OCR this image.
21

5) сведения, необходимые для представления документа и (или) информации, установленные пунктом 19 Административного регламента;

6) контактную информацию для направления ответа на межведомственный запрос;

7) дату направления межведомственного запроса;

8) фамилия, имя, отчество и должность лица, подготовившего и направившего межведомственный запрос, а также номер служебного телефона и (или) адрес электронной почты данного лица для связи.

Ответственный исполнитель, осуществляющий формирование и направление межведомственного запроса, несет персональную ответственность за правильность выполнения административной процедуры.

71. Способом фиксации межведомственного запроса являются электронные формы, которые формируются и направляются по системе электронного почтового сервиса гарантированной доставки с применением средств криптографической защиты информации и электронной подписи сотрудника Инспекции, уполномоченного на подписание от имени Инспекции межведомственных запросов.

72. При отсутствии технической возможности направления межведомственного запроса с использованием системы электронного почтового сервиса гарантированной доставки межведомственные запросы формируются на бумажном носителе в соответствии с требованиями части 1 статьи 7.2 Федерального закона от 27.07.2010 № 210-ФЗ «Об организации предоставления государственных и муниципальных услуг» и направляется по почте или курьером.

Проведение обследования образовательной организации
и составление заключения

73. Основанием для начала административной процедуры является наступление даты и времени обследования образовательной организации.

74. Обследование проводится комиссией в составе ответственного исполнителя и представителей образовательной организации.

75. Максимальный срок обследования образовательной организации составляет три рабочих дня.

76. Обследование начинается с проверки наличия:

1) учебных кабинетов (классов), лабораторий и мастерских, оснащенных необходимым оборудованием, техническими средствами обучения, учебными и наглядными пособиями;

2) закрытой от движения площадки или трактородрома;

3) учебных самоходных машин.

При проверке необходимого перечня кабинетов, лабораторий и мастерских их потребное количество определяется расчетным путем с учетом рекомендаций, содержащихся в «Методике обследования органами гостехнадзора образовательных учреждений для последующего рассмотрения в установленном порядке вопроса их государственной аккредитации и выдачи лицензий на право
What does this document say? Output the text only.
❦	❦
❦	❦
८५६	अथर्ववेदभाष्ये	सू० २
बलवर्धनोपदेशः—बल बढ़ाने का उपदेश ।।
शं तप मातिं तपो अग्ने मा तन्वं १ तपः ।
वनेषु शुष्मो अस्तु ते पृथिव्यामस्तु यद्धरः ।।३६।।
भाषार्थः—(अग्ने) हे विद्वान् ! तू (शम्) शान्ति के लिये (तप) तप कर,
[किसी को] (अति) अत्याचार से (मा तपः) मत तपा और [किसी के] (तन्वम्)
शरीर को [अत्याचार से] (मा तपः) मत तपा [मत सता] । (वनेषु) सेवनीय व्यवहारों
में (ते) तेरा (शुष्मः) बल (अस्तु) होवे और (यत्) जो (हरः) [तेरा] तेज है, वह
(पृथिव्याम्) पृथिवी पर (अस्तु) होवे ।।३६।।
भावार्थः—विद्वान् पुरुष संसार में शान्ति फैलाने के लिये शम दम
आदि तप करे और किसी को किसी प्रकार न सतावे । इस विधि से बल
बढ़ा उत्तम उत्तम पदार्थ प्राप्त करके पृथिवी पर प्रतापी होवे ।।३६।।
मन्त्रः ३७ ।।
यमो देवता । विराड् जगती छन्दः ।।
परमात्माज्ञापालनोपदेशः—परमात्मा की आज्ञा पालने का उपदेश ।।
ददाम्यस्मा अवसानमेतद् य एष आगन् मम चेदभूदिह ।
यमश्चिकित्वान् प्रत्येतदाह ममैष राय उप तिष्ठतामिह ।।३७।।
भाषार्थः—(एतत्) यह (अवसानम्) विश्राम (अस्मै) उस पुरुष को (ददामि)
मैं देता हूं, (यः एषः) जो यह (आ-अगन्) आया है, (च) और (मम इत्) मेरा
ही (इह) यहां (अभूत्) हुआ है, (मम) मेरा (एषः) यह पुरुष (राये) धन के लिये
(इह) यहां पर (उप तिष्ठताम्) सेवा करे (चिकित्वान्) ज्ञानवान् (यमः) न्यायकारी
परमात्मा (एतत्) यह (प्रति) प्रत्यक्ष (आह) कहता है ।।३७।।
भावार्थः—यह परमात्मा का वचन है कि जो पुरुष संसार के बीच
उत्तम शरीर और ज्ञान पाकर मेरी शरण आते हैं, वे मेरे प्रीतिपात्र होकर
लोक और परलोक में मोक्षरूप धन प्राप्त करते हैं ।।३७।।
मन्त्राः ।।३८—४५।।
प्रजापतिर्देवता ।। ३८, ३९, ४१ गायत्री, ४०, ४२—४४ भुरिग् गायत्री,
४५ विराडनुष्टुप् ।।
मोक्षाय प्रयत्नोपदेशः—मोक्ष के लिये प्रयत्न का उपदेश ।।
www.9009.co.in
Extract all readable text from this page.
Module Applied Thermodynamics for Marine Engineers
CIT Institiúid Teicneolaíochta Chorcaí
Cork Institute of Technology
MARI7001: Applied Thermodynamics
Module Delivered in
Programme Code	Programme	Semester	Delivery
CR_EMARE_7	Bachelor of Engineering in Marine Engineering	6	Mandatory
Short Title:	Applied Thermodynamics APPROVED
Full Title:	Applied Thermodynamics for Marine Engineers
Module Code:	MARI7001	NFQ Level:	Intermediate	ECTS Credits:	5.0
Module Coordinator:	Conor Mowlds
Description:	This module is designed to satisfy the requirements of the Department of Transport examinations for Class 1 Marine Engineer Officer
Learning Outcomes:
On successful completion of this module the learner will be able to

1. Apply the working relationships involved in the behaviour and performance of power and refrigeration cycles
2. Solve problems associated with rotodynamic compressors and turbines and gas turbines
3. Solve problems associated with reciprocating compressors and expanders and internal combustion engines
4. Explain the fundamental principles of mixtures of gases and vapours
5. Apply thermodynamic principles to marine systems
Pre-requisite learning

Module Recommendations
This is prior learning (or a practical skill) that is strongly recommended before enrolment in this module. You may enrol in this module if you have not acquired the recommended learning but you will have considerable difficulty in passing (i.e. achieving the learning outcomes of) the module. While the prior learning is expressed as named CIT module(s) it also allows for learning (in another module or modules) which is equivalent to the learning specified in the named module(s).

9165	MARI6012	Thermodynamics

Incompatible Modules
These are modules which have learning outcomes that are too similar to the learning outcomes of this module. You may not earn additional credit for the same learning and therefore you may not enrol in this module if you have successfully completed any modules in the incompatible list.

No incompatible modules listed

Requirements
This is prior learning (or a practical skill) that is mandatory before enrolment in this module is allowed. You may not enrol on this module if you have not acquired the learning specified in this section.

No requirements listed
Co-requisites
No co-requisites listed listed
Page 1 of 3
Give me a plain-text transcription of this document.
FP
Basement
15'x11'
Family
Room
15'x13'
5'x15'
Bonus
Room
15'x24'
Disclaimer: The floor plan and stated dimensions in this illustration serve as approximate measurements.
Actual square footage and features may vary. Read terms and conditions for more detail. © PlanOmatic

- - - - -

[Task brief] State how many lines above include the word "text", and nothing more.

[Reply to the exercise] 3